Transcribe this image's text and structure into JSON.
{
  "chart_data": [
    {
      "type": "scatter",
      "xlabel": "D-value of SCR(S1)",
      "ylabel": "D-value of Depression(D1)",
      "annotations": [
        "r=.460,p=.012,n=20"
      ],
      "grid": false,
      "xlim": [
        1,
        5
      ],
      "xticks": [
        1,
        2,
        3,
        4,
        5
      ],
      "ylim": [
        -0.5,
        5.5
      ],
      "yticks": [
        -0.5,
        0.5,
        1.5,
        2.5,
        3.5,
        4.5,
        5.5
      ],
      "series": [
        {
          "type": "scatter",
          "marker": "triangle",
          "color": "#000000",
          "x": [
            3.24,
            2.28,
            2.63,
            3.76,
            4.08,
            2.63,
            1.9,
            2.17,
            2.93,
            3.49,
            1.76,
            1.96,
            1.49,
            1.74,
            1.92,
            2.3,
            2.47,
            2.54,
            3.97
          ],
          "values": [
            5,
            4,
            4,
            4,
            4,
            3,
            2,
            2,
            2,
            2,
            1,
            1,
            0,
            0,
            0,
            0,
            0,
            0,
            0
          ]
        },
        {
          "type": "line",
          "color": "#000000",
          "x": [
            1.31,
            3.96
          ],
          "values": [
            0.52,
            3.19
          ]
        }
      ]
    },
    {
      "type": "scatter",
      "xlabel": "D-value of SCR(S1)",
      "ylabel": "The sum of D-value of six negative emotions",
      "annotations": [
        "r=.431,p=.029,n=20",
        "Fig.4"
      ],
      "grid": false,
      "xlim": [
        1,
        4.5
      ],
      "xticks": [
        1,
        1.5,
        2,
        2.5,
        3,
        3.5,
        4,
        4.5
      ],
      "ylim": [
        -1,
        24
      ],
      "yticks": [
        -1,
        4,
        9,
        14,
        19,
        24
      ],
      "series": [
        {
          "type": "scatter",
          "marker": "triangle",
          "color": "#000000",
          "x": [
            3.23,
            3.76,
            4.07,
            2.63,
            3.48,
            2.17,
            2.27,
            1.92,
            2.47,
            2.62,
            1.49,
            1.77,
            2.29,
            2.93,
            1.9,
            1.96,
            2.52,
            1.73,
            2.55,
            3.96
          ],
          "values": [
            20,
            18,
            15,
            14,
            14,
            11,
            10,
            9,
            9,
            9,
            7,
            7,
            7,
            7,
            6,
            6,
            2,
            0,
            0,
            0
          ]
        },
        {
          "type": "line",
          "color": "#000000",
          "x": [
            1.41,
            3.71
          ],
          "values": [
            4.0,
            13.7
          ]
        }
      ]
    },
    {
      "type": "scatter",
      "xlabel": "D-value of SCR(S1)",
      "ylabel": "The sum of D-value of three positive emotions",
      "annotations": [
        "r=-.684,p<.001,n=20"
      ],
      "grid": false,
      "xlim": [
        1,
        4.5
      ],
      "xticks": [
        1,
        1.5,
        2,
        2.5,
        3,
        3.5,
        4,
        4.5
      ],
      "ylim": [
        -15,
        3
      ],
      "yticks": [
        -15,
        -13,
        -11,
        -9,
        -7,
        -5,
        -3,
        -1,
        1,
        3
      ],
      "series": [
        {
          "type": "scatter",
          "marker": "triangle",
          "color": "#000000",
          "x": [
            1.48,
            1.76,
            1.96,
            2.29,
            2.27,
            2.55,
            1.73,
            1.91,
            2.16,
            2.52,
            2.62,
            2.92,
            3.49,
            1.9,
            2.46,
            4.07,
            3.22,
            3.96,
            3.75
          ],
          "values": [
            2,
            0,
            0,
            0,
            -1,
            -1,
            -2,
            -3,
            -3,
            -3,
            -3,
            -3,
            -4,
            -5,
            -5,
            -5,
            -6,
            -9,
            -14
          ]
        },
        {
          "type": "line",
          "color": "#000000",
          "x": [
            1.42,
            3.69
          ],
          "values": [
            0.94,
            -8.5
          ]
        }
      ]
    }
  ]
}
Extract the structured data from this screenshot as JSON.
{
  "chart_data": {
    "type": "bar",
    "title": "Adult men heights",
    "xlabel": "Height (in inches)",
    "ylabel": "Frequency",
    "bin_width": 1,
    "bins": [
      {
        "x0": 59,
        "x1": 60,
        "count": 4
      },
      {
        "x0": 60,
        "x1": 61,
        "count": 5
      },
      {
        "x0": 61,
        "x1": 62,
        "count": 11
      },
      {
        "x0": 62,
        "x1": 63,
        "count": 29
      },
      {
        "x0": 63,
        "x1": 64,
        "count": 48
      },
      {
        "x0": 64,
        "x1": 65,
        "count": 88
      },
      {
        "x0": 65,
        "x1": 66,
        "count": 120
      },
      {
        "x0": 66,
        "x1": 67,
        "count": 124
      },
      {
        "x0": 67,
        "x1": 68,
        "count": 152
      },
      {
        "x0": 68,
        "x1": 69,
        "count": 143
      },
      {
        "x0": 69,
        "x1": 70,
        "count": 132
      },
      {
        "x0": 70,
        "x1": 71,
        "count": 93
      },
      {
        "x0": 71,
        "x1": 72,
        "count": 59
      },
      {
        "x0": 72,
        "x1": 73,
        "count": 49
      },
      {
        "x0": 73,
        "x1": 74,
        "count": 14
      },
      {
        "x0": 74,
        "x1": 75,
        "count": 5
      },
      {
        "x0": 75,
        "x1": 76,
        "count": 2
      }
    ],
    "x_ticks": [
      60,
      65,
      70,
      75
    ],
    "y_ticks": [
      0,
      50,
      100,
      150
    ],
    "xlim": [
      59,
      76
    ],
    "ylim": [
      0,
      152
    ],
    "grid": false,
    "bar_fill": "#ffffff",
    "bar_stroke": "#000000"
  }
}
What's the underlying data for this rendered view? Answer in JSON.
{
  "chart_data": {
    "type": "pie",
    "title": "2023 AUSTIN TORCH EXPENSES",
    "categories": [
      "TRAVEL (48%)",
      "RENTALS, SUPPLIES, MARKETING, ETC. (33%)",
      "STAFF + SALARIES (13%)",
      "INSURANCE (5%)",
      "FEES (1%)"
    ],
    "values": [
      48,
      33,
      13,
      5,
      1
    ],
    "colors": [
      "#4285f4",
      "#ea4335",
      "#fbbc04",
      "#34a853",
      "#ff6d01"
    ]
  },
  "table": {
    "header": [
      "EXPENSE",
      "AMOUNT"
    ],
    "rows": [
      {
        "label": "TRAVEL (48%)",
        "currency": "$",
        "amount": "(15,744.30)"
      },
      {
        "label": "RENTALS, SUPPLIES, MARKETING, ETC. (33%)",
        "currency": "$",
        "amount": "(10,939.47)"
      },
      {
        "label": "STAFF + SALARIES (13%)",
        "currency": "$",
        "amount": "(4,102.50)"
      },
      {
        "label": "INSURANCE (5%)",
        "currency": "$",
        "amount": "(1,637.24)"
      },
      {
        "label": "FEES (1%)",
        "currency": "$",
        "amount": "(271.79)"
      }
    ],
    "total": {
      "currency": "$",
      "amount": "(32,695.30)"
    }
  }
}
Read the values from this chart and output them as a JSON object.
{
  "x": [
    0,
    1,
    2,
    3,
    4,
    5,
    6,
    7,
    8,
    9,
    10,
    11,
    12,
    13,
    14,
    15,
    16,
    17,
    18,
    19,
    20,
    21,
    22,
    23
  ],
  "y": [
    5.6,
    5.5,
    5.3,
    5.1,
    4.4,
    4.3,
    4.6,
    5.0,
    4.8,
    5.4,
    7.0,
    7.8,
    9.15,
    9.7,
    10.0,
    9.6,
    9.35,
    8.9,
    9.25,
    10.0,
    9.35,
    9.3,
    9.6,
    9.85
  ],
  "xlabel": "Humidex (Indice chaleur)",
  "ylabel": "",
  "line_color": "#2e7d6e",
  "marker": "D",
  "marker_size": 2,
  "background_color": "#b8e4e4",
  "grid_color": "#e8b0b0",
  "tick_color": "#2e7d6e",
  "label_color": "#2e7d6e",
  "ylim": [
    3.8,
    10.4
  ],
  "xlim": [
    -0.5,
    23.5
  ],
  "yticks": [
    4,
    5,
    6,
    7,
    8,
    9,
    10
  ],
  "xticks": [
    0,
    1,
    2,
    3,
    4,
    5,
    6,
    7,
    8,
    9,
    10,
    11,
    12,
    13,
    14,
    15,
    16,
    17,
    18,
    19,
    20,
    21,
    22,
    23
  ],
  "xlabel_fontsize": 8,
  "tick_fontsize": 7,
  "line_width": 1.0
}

SET PROBLEM —
Return every line above that contains the word "STAFF".

COMPLETE OUTPUT —
      "STAFF + SALARIES (13%)",
        "label": "STAFF + SALARIES (13%)",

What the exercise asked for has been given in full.